↓↓↓
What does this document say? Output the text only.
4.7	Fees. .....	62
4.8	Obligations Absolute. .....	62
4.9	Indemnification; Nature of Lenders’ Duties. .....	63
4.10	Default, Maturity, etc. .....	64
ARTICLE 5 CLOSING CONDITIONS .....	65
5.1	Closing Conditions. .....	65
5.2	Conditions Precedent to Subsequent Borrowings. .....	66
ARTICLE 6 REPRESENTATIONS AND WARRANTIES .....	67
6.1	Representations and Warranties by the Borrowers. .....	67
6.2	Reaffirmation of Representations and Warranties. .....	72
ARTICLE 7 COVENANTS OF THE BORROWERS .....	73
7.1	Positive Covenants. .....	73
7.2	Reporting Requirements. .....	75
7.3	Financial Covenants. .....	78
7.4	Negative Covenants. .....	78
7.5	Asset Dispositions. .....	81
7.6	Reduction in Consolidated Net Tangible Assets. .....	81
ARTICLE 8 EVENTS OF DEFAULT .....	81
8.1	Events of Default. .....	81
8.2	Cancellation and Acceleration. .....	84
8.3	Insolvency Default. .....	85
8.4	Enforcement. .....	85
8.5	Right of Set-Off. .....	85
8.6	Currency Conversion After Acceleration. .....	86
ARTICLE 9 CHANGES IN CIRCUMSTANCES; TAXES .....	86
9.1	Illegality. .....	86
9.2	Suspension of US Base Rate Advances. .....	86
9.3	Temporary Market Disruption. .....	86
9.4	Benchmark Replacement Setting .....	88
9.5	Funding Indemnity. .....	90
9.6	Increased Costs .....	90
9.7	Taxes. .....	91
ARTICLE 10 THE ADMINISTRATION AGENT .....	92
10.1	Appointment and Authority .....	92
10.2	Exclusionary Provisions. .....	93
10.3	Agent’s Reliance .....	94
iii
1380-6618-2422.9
↑↑↑
Repeat all of the entries exactly.

WRITTEN ANSWER.
What does this document say? Output the text only.
4.7	Fees. .....	62
4.8	Obligations Absolute. .....	62
4.9	Indemnification; Nature of Lenders’ Duties. .....	63
4.10	Default, Maturity, etc. .....	64
ARTICLE 5 CLOSING CONDITIONS .....	65
5.1	Closing Conditions. .....	65
5.2	Conditions Precedent to Subsequent Borrowings. .....	66
ARTICLE 6 REPRESENTATIONS AND WARRANTIES .....	67
6.1	Representations and Warranties by the Borrowers. .....	67
6.2	Reaffirmation of Representations and Warranties. .....	72
ARTICLE 7 COVENANTS OF THE BORROWERS .....	73
7.1	Positive Covenants. .....	73
7.2	Reporting Requirements. .....	75
7.3	Financial Covenants. .....	78
7.4	Negative Covenants. .....	78
7.5	Asset Dispositions. .....	81
7.6	Reduction in Consolidated Net Tangible Assets. .....	81
ARTICLE 8 EVENTS OF DEFAULT .....	81
8.1	Events of Default. .....	81
8.2	Cancellation and Acceleration. .....	84
8.3	Insolvency Default. .....	85
8.4	Enforcement. .....	85
8.5	Right of Set-Off. .....	85
8.6	Currency Conversion After Acceleration. .....	86
ARTICLE 9 CHANGES IN CIRCUMSTANCES; TAXES .....	86
9.1	Illegality. .....	86
9.2	Suspension of US Base Rate Advances. .....	86
9.3	Temporary Market Disruption. .....	86
9.4	Benchmark Replacement Setting .....	88
9.5	Funding Indemnity. .....	90
9.6	Increased Costs .....	90
9.7	Taxes. .....	91
ARTICLE 10 THE ADMINISTRATION AGENT .....	92
10.1	Appointment and Authority .....	92
10.2	Exclusionary Provisions. .....	93
10.3	Agent’s Reliance .....	94
iii
1380-6618-2422.9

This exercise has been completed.